» WHAT TO WORK ON: Pull each line containing "محمد" out of the data and copy it.

(Excerpts from a figure dataset)
------------
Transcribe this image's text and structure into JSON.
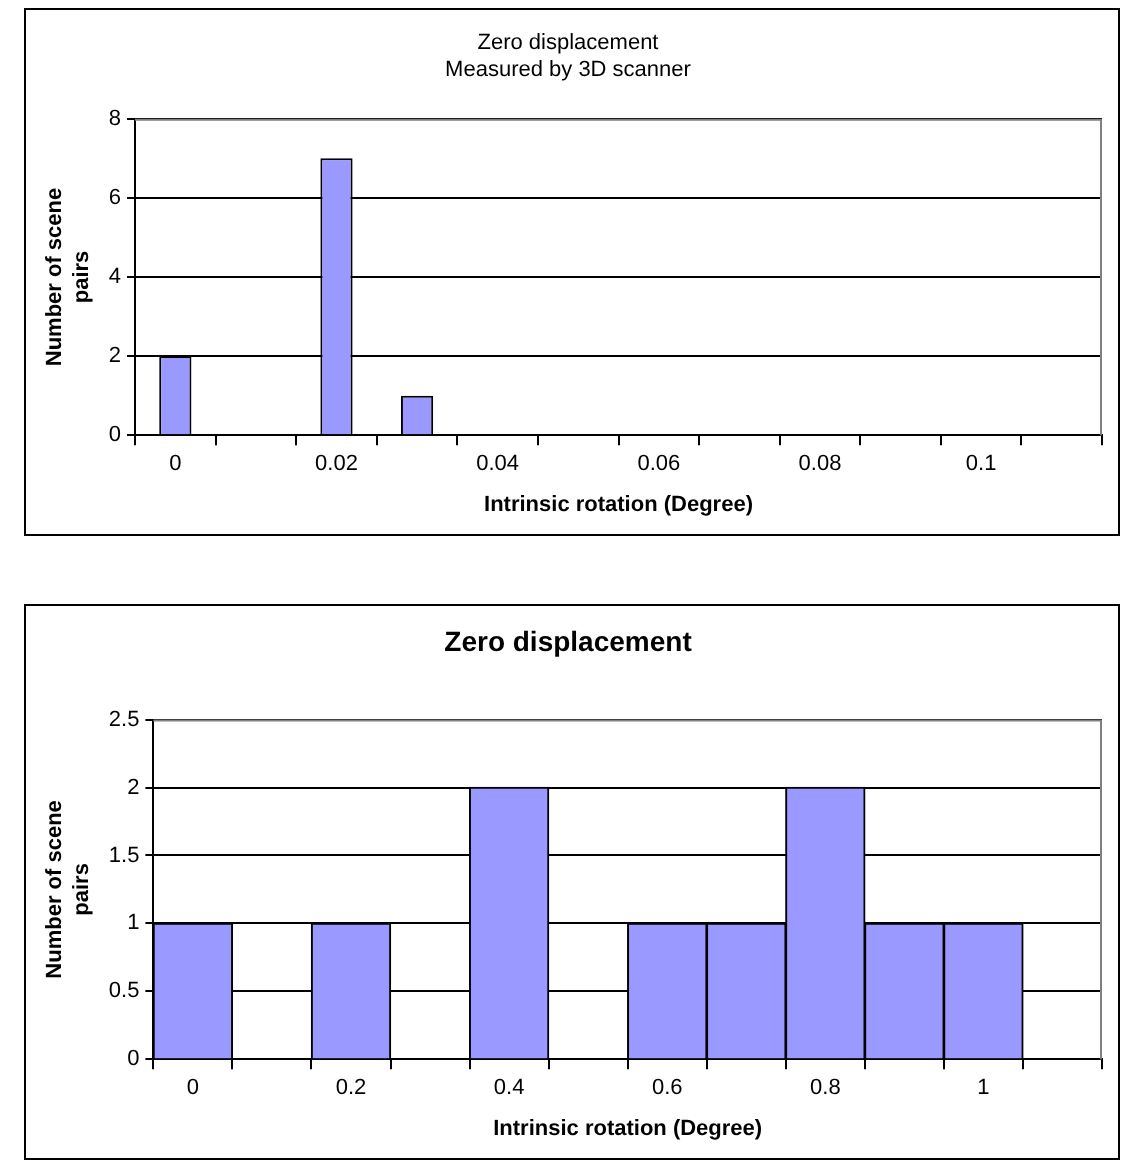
{
  "chart_data": [
    {
      "type": "bar",
      "title": "Zero displacement",
      "subtitle": "Measured by 3D scanner",
      "xlabel": "Intrinsic rotation (Degree)",
      "ylabel": "Number of scene pairs",
      "categories": [
        "0",
        null,
        "0.02",
        null,
        "0.04",
        null,
        "0.06",
        null,
        "0.08",
        null,
        "0.1",
        null
      ],
      "values": [
        2,
        0,
        7,
        1,
        0,
        0,
        0,
        0,
        0,
        0,
        0,
        0
      ],
      "color": "#9999ff",
      "ylim": [
        0,
        8
      ],
      "yticks": [
        0,
        2,
        4,
        6,
        8
      ],
      "grid": "y",
      "legend": false
    },
    {
      "type": "bar",
      "title": "Zero displacement",
      "xlabel": "Intrinsic rotation (Degree)",
      "ylabel": "Number of scene pairs",
      "categories": [
        "0",
        null,
        "0.2",
        null,
        "0.4",
        null,
        "0.6",
        null,
        "0.8",
        null,
        "1",
        null
      ],
      "values": [
        1,
        0,
        1,
        0,
        2,
        0,
        1,
        1,
        2,
        1,
        1,
        0
      ],
      "color": "#9999ff",
      "ylim": [
        0,
        2.5
      ],
      "yticks": [
        0,
        0.5,
        1,
        1.5,
        2,
        2.5
      ],
      "grid": "y",
      "legend": false
    }
  ]
}
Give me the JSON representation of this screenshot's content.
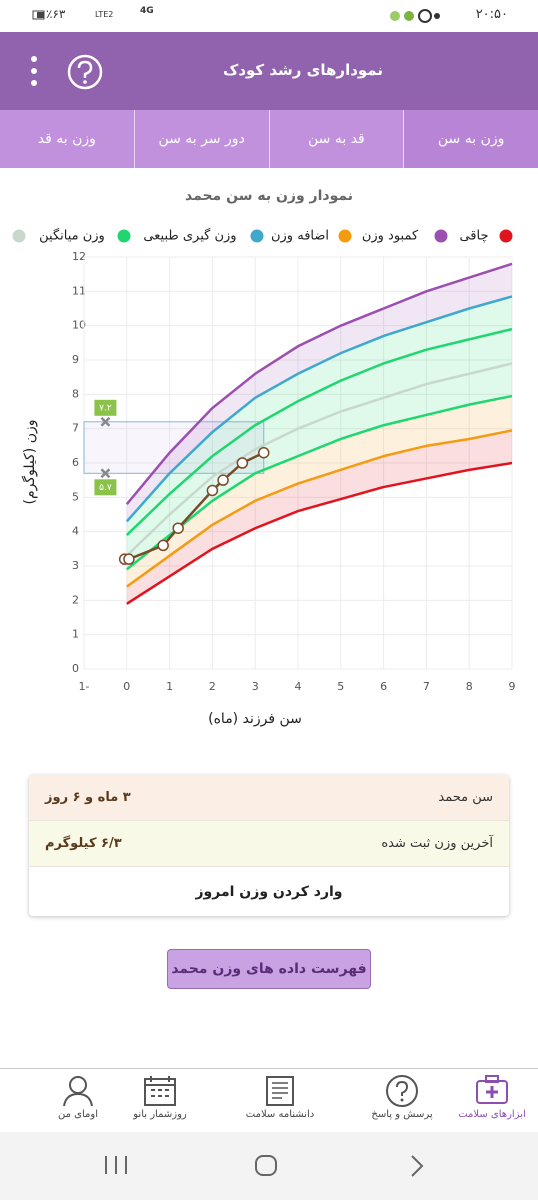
{
  "status_bar": {
    "time": "۲۰:۵۰",
    "battery": "٪۶۳",
    "network": "4G",
    "lte": "LTE2"
  },
  "app_bar": {
    "title": "نمودارهای رشد کودک"
  },
  "tabs": [
    "وزن به سن",
    "قد به سن",
    "دور سر به سن",
    "وزن به قد"
  ],
  "chart_data": {
    "type": "line",
    "title": "نمودار وزن به سن محمد",
    "x_label": "سن فرزند (ماه)",
    "y_label": "وزن (کیلوگرم)",
    "x": [
      0,
      1,
      2,
      3,
      4,
      5,
      6,
      7,
      8,
      9
    ],
    "series": [
      {
        "color": "#e0141e",
        "values": [
          1.9,
          2.7,
          3.5,
          4.1,
          4.6,
          4.95,
          5.3,
          5.55,
          5.8,
          6.0
        ]
      },
      {
        "name": "چاقی",
        "color": "#9b4fb0",
        "values": [
          4.8,
          6.3,
          7.6,
          8.6,
          9.4,
          10.0,
          10.5,
          11.0,
          11.4,
          11.8
        ]
      },
      {
        "name": "کمبود وزن",
        "color": "#f39c12",
        "values": [
          2.4,
          3.3,
          4.2,
          4.9,
          5.4,
          5.8,
          6.2,
          6.5,
          6.7,
          6.95
        ]
      },
      {
        "name": "اضافه وزن",
        "color": "#3fa8cc",
        "values": [
          4.3,
          5.7,
          6.9,
          7.9,
          8.6,
          9.2,
          9.7,
          10.1,
          10.5,
          10.85
        ]
      },
      {
        "name": "وزن گیری طبیعی",
        "color": "#1fd66f",
        "values": [
          3.9,
          5.1,
          6.2,
          7.1,
          7.8,
          8.4,
          8.9,
          9.3,
          9.6,
          9.9
        ]
      },
      {
        "name": "وزن میانگین",
        "color": "#c8d8cc",
        "values": [
          3.3,
          4.5,
          5.6,
          6.4,
          7.0,
          7.5,
          7.9,
          8.3,
          8.6,
          8.9
        ]
      },
      {
        "color": "#1fd66f",
        "values": [
          2.9,
          3.9,
          4.9,
          5.7,
          6.2,
          6.7,
          7.1,
          7.4,
          7.7,
          7.95
        ]
      }
    ],
    "points": {
      "color": "#7a4a28",
      "x": [
        -0.05,
        0.05,
        0.85,
        1.2,
        2.0,
        2.25,
        2.7,
        3.2
      ],
      "values": [
        3.2,
        3.2,
        3.6,
        4.1,
        5.2,
        5.5,
        6.0,
        6.3
      ]
    },
    "range": {
      "values": [
        5.7,
        7.2
      ],
      "value_labels": [
        "۵.۷",
        "۷.۲"
      ]
    },
    "xlim": [
      -1,
      9
    ],
    "xticks": [
      -1,
      0,
      1,
      2,
      3,
      4,
      5,
      6,
      7,
      8,
      9
    ],
    "ylim": [
      0,
      12
    ],
    "yticks": [
      0,
      1,
      2,
      3,
      4,
      5,
      6,
      7,
      8,
      9,
      10,
      11,
      12
    ],
    "grid": true
  },
  "info": {
    "rows": [
      {
        "label": "سن محمد",
        "value": "۳ ماه و ۶ روز"
      },
      {
        "label": "آخرین وزن ثبت شده",
        "value": "۶/۳ کیلوگرم"
      }
    ],
    "action": "وارد کردن وزن امروز"
  },
  "button": "فهرست داده های وزن محمد",
  "bottom_nav": [
    "ابزارهای سلامت",
    "پرسش و پاسخ",
    "دانشنامه سلامت",
    "روزشمار بانو",
    "اومای من"
  ]
}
------------
» IN RESPONSE:
    "title": "نمودار وزن به سن محمد",
        "label": "سن محمد",
  "button": "فهرست داده های وزن محمد",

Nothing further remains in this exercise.